Items from a dataset:

.....

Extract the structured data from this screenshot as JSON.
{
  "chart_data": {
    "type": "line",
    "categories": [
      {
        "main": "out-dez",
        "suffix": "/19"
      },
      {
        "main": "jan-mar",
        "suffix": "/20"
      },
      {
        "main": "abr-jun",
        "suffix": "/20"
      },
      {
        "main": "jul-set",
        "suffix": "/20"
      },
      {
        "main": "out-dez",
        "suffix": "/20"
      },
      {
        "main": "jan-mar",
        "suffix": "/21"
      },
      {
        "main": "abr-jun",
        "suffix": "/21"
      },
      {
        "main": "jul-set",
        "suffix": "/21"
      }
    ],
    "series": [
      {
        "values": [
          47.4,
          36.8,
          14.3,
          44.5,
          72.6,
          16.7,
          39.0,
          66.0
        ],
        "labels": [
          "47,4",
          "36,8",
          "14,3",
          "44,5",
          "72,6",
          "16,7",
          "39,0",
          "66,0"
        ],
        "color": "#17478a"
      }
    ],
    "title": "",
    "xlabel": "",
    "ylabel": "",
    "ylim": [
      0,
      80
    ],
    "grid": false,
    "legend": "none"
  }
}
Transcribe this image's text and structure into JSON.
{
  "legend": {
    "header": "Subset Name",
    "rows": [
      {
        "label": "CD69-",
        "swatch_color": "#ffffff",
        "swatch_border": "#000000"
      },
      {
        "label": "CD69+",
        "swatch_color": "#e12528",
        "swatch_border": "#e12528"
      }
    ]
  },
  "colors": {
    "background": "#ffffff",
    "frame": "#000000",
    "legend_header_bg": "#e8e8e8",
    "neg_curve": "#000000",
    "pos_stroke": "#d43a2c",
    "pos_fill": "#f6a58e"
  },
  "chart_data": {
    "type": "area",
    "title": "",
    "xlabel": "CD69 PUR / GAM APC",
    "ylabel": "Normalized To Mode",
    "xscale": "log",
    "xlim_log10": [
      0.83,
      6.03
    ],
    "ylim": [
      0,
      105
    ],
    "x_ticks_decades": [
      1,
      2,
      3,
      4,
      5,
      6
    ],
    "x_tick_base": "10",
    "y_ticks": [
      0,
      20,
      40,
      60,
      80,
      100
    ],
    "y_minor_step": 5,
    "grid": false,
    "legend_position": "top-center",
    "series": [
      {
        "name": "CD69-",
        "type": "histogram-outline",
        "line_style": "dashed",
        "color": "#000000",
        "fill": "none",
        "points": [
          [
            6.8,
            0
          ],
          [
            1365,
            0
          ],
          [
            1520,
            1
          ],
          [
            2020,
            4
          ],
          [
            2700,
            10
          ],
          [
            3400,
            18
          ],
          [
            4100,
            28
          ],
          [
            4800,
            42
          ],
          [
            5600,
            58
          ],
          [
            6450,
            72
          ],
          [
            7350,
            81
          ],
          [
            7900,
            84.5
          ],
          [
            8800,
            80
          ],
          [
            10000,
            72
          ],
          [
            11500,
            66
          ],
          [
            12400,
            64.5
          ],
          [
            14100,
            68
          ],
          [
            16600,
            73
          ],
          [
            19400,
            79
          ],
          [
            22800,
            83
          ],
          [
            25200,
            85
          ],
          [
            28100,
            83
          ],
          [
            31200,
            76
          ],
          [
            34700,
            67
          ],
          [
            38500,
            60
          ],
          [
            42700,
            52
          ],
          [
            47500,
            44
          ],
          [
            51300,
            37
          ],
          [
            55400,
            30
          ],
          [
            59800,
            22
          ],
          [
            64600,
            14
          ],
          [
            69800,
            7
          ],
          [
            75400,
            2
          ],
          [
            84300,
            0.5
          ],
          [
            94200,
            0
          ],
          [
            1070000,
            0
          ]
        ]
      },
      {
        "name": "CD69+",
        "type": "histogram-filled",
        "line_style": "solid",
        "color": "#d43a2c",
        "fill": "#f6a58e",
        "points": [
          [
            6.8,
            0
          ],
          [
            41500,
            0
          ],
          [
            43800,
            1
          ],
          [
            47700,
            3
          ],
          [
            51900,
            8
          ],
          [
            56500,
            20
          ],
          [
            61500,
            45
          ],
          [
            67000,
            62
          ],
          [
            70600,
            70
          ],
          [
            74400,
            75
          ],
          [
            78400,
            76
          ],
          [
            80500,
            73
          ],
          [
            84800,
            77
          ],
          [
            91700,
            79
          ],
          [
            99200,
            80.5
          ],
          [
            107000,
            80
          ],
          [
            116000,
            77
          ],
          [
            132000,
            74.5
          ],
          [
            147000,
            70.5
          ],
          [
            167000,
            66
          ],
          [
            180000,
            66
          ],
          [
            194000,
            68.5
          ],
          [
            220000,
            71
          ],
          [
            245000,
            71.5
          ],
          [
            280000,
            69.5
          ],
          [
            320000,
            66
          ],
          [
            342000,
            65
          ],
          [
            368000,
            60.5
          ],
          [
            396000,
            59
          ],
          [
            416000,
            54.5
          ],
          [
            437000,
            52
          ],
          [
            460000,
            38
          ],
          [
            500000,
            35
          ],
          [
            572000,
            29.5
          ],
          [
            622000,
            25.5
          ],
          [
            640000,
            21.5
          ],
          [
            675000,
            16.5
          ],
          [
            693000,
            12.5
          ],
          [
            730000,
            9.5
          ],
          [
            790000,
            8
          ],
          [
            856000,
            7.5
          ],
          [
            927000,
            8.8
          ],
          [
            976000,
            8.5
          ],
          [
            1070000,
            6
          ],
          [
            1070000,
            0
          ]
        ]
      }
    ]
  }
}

.....

## Problem to work on
Filter lines by "JSON" and return each hit.

## Answer in full
Extract the structured data from this screenshot as JSON.
Transcribe this image's text and structure into JSON.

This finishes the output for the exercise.